• _SET TASK_:
Print the listing below in its entirety, character for character.

──────────

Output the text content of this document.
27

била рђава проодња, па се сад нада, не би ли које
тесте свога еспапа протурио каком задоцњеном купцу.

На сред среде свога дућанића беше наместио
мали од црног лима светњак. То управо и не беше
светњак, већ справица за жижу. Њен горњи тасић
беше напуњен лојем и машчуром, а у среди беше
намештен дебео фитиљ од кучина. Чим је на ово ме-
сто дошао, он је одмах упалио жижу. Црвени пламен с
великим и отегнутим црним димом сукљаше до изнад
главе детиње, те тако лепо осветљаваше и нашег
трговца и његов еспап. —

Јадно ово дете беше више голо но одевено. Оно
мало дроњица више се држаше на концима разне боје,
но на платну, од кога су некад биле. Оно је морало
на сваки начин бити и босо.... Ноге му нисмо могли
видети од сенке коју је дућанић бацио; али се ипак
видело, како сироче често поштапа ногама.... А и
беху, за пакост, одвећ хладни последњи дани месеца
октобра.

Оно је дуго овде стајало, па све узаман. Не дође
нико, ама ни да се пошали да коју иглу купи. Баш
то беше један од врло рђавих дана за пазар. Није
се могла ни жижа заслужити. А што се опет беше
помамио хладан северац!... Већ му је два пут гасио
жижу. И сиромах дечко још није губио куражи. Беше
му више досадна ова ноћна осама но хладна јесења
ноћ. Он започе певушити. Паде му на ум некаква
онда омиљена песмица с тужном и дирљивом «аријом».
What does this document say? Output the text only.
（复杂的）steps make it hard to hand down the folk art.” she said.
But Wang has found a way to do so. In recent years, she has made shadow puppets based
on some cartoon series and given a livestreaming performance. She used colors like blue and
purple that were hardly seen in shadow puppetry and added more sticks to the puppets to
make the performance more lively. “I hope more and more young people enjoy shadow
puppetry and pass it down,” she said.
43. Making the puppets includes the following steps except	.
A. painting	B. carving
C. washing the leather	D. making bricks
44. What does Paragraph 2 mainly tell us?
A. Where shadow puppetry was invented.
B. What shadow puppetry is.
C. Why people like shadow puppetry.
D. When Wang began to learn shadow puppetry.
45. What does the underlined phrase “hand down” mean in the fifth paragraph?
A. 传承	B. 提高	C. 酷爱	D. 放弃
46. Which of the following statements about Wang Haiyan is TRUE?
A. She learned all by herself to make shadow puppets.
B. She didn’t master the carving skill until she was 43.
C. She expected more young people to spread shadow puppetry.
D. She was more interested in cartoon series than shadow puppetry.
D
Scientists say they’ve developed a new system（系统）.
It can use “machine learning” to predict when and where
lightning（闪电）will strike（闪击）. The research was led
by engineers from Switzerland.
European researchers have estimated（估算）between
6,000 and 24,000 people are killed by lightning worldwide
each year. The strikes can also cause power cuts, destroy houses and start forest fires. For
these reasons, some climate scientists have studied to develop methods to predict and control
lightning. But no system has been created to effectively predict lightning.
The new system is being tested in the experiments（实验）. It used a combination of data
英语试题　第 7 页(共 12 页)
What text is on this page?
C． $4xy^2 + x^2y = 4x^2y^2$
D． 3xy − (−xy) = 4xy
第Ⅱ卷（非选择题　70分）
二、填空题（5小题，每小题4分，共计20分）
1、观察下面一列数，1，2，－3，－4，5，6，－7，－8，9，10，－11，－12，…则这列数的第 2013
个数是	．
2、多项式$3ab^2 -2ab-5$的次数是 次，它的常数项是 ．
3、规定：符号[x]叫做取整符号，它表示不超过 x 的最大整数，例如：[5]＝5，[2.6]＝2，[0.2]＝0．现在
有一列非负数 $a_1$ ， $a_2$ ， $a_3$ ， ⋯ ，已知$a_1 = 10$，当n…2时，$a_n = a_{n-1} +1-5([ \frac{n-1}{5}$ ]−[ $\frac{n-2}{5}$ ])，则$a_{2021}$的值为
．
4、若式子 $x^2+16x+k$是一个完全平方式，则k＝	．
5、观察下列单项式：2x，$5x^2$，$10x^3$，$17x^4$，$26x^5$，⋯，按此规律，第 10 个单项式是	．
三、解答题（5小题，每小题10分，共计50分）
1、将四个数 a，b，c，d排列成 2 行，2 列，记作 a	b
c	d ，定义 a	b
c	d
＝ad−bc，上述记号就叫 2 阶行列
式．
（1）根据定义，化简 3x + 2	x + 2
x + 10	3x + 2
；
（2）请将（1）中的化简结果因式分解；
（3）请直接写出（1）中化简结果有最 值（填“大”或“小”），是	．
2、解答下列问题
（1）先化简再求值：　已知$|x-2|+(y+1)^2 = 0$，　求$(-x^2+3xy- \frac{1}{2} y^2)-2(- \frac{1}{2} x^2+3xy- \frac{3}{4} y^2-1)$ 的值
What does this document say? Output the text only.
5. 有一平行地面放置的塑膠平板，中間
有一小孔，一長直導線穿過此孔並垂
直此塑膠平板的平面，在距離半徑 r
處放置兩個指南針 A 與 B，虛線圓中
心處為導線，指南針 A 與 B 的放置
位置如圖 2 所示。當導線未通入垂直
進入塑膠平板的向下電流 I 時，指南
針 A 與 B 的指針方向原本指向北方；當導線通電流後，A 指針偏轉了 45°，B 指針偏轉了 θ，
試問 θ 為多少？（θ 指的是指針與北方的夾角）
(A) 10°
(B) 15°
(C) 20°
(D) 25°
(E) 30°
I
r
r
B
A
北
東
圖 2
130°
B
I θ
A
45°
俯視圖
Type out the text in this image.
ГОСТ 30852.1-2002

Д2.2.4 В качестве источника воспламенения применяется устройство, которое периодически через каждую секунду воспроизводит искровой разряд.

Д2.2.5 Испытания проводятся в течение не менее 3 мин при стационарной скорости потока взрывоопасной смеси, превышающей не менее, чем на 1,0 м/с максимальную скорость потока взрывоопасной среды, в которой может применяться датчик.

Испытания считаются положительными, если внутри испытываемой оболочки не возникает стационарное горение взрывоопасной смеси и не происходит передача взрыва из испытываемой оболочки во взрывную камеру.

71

──────────

• _WRITTEN RESPONSE_:
Output the text content of this document.
27

била рђава проодња, па се сад нада, не би ли које
тесте свога еспапа протурио каком задоцњеном купцу.

На сред среде свога дућанића беше наместио
мали од црног лима светњак. То управо и не беше
светњак, већ справица за жижу. Њен горњи тасић
беше напуњен лојем и машчуром, а у среди беше
намештен дебео фитиљ од кучина. Чим је на ово ме-
сто дошао, он је одмах упалио жижу. Црвени пламен с
великим и отегнутим црним димом сукљаше до изнад
главе детиње, те тако лепо осветљаваше и нашег
трговца и његов еспап. —

Јадно ово дете беше више голо но одевено. Оно
мало дроњица више се држаше на концима разне боје,
но на платну, од кога су некад биле. Оно је морало
на сваки начин бити и босо.... Ноге му нисмо могли
видети од сенке коју је дућанић бацио; али се ипак
видело, како сироче често поштапа ногама.... А и
беху, за пакост, одвећ хладни последњи дани месеца
октобра.

Оно је дуго овде стајало, па све узаман. Не дође
нико, ама ни да се пошали да коју иглу купи. Баш
то беше један од врло рђавих дана за пазар. Није
се могла ни жижа заслужити. А што се опет беше
помамио хладан северац!... Већ му је два пут гасио
жижу. И сиромах дечко још није губио куражи. Беше
му више досадна ова ноћна осама но хладна јесења
ноћ. Он започе певушити. Паде му на ум некаква
онда омиљена песмица с тужном и дирљивом «аријом».
What does this document say? Output the text only.
（复杂的）steps make it hard to hand down the folk art.” she said.
But Wang has found a way to do so. In recent years, she has made shadow puppets based
on some cartoon series and given a livestreaming performance. She used colors like blue and
purple that were hardly seen in shadow puppetry and added more sticks to the puppets to
make the performance more lively. “I hope more and more young people enjoy shadow
puppetry and pass it down,” she said.
43. Making the puppets includes the following steps except	.
A. painting	B. carving
C. washing the leather	D. making bricks
44. What does Paragraph 2 mainly tell us?
A. Where shadow puppetry was invented.
B. What shadow puppetry is.
C. Why people like shadow puppetry.
D. When Wang began to learn shadow puppetry.
45. What does the underlined phrase “hand down” mean in the fifth paragraph?
A. 传承	B. 提高	C. 酷爱	D. 放弃
46. Which of the following statements about Wang Haiyan is TRUE?
A. She learned all by herself to make shadow puppets.
B. She didn’t master the carving skill until she was 43.
C. She expected more young people to spread shadow puppetry.
D. She was more interested in cartoon series than shadow puppetry.
D
Scientists say they’ve developed a new system（系统）.
It can use “machine learning” to predict when and where
lightning（闪电）will strike（闪击）. The research was led
by engineers from Switzerland.
European researchers have estimated（估算）between
6,000 and 24,000 people are killed by lightning worldwide
each year. The strikes can also cause power cuts, destroy houses and start forest fires. For
these reasons, some climate scientists have studied to develop methods to predict and control
lightning. But no system has been created to effectively predict lightning.
The new system is being tested in the experiments（实验）. It used a combination of data
英语试题　第 7 页(共 12 页)
What text is on this page?
C． $4xy^2 + x^2y = 4x^2y^2$
D． 3xy − (−xy) = 4xy
第Ⅱ卷（非选择题　70分）
二、填空题（5小题，每小题4分，共计20分）
1、观察下面一列数，1，2，－3，－4，5，6，－7，－8，9，10，－11，－12，…则这列数的第 2013
个数是	．
2、多项式$3ab^2 -2ab-5$的次数是 次，它的常数项是 ．
3、规定：符号[x]叫做取整符号，它表示不超过 x 的最大整数，例如：[5]＝5，[2.6]＝2，[0.2]＝0．现在
有一列非负数 $a_1$ ， $a_2$ ， $a_3$ ， ⋯ ，已知$a_1 = 10$，当n…2时，$a_n = a_{n-1} +1-5([ \frac{n-1}{5}$ ]−[ $\frac{n-2}{5}$ ])，则$a_{2021}$的值为
．
4、若式子 $x^2+16x+k$是一个完全平方式，则k＝	．
5、观察下列单项式：2x，$5x^2$，$10x^3$，$17x^4$，$26x^5$，⋯，按此规律，第 10 个单项式是	．
三、解答题（5小题，每小题10分，共计50分）
1、将四个数 a，b，c，d排列成 2 行，2 列，记作 a	b
c	d ，定义 a	b
c	d
＝ad−bc，上述记号就叫 2 阶行列
式．
（1）根据定义，化简 3x + 2	x + 2
x + 10	3x + 2
；
（2）请将（1）中的化简结果因式分解；
（3）请直接写出（1）中化简结果有最 值（填“大”或“小”），是	．
2、解答下列问题
（1）先化简再求值：　已知$|x-2|+(y+1)^2 = 0$，　求$(-x^2+3xy- \frac{1}{2} y^2)-2(- \frac{1}{2} x^2+3xy- \frac{3}{4} y^2-1)$ 的值
What does this document say? Output the text only.
5. 有一平行地面放置的塑膠平板，中間
有一小孔，一長直導線穿過此孔並垂
直此塑膠平板的平面，在距離半徑 r
處放置兩個指南針 A 與 B，虛線圓中
心處為導線，指南針 A 與 B 的放置
位置如圖 2 所示。當導線未通入垂直
進入塑膠平板的向下電流 I 時，指南
針 A 與 B 的指針方向原本指向北方；當導線通電流後，A 指針偏轉了 45°，B 指針偏轉了 θ，
試問 θ 為多少？（θ 指的是指針與北方的夾角）
(A) 10°
(B) 15°
(C) 20°
(D) 25°
(E) 30°
I
r
r
B
A
北
東
圖 2
130°
B
I θ
A
45°
俯視圖
Type out the text in this image.
ГОСТ 30852.1-2002

Д2.2.4 В качестве источника воспламенения применяется устройство, которое периодически через каждую секунду воспроизводит искровой разряд.

Д2.2.5 Испытания проводятся в течение не менее 3 мин при стационарной скорости потока взрывоопасной смеси, превышающей не менее, чем на 1,0 м/с максимальную скорость потока взрывоопасной среды, в которой может применяться датчик.

Испытания считаются положительными, если внутри испытываемой оболочки не возникает стационарное горение взрывоопасной смеси и не происходит передача взрыва из испытываемой оболочки во взрывную камеру.

71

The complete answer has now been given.